* start Exercise materials *

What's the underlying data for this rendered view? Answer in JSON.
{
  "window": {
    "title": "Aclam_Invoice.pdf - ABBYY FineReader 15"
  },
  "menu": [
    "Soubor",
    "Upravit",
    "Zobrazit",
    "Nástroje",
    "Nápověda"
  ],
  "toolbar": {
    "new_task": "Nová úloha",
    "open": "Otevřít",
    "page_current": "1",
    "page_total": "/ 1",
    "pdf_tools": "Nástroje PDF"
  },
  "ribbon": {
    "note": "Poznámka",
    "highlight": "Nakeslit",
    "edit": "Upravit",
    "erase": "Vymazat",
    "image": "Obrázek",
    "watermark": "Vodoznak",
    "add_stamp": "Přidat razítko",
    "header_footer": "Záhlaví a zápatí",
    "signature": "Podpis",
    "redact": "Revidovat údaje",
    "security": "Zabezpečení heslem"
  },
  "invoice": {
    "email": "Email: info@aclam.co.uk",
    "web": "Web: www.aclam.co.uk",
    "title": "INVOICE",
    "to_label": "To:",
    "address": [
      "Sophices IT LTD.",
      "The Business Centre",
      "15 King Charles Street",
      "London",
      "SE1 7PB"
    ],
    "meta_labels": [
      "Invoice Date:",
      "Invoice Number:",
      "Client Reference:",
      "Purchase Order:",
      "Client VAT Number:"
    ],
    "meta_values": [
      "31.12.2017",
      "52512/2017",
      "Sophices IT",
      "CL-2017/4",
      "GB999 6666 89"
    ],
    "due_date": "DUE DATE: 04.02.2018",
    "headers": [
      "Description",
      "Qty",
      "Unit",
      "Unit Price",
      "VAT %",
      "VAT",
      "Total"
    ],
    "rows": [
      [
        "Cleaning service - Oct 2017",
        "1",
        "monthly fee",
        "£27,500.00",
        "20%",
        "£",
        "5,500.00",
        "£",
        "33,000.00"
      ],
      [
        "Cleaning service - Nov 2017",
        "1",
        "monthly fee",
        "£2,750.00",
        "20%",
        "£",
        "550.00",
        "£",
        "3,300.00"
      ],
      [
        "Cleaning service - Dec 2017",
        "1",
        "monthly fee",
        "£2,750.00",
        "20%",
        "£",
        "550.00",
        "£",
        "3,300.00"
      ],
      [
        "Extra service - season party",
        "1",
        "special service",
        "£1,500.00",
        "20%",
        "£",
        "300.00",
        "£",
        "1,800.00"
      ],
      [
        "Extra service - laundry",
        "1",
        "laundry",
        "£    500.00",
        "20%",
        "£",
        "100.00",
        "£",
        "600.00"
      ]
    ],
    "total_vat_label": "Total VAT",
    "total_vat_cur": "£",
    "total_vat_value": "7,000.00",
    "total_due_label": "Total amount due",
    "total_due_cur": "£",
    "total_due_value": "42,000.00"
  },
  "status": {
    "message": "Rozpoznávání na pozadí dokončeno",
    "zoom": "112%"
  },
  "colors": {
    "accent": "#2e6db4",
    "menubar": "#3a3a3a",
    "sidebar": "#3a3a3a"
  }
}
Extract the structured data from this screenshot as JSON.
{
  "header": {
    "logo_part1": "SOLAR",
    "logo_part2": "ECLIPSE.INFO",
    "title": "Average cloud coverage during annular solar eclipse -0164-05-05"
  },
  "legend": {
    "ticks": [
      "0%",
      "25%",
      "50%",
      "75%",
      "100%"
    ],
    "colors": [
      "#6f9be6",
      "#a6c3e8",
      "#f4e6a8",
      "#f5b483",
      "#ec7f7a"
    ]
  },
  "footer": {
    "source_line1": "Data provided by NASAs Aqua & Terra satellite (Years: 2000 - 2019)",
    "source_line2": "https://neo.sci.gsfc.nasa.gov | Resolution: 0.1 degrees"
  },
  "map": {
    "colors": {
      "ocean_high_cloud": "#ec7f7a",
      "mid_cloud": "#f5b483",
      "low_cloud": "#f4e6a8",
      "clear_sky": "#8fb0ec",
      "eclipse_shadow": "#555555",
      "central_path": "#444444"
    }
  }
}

* end Exercise materials *

#### Task instructions
Repeat the line that contains "Extract the structured", then every line after it until the records end, with nothing added.

#### Exercise answer
Extract the structured data from this screenshot as JSON.
{
  "header": {
    "logo_part1": "SOLAR",
    "logo_part2": "ECLIPSE.INFO",
    "title": "Average cloud coverage during annular solar eclipse -0164-05-05"
  },
  "legend": {
    "ticks": [
      "0%",
      "25%",
      "50%",
      "75%",
      "100%"
    ],
    "colors": [
      "#6f9be6",
      "#a6c3e8",
      "#f4e6a8",
      "#f5b483",
      "#ec7f7a"
    ]
  },
  "footer": {
    "source_line1": "Data provided by NASAs Aqua & Terra satellite (Years: 2000 - 2019)",
    "source_line2": "https://neo.sci.gsfc.nasa.gov | Resolution: 0.1 degrees"
  },
  "map": {
    "colors": {
      "ocean_high_cloud": "#ec7f7a",
      "mid_cloud": "#f5b483",
      "low_cloud": "#f4e6a8",
      "clear_sky": "#8fb0ec",
      "eclipse_shadow": "#555555",
      "central_path": "#444444"
    }
  }
}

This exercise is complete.